• INSTRUCTIONS FOR THE TASK: Without skipping anything, write out each record below exactly.

################

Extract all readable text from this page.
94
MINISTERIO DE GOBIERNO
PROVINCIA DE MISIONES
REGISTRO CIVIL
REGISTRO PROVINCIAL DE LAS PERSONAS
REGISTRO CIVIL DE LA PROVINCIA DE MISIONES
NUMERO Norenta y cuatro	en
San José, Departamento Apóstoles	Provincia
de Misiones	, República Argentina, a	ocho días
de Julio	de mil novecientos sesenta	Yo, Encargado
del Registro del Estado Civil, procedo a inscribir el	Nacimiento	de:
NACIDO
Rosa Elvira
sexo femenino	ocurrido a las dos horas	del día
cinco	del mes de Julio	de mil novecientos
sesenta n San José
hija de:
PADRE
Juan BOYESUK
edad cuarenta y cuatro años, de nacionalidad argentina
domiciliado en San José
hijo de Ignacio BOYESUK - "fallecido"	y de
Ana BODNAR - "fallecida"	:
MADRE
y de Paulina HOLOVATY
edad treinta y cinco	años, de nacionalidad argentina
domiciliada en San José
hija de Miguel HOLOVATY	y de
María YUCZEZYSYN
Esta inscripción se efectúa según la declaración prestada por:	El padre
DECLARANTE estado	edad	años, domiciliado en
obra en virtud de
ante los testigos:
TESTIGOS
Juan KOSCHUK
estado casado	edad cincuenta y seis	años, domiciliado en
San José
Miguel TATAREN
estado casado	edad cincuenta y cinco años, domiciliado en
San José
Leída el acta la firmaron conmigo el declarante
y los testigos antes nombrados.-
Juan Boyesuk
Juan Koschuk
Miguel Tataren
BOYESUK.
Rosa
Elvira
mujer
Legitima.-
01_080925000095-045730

################

• SOLUTION:
Extract all readable text from this page.
94
MINISTERIO DE GOBIERNO
PROVINCIA DE MISIONES
REGISTRO CIVIL
REGISTRO PROVINCIAL DE LAS PERSONAS
REGISTRO CIVIL DE LA PROVINCIA DE MISIONES
NUMERO Norenta y cuatro	en
San José, Departamento Apóstoles	Provincia
de Misiones	, República Argentina, a	ocho días
de Julio	de mil novecientos sesenta	Yo, Encargado
del Registro del Estado Civil, procedo a inscribir el	Nacimiento	de:
NACIDO
Rosa Elvira
sexo femenino	ocurrido a las dos horas	del día
cinco	del mes de Julio	de mil novecientos
sesenta n San José
hija de:
PADRE
Juan BOYESUK
edad cuarenta y cuatro años, de nacionalidad argentina
domiciliado en San José
hijo de Ignacio BOYESUK - "fallecido"	y de
Ana BODNAR - "fallecida"	:
MADRE
y de Paulina HOLOVATY
edad treinta y cinco	años, de nacionalidad argentina
domiciliada en San José
hija de Miguel HOLOVATY	y de
María YUCZEZYSYN
Esta inscripción se efectúa según la declaración prestada por:	El padre
DECLARANTE estado	edad	años, domiciliado en
obra en virtud de
ante los testigos:
TESTIGOS
Juan KOSCHUK
estado casado	edad cincuenta y seis	años, domiciliado en
San José
Miguel TATAREN
estado casado	edad cincuenta y cinco años, domiciliado en
San José
Leída el acta la firmaron conmigo el declarante
y los testigos antes nombrados.-
Juan Boyesuk
Juan Koschuk
Miguel Tataren
BOYESUK.
Rosa
Elvira
mujer
Legitima.-
01_080925000095-045730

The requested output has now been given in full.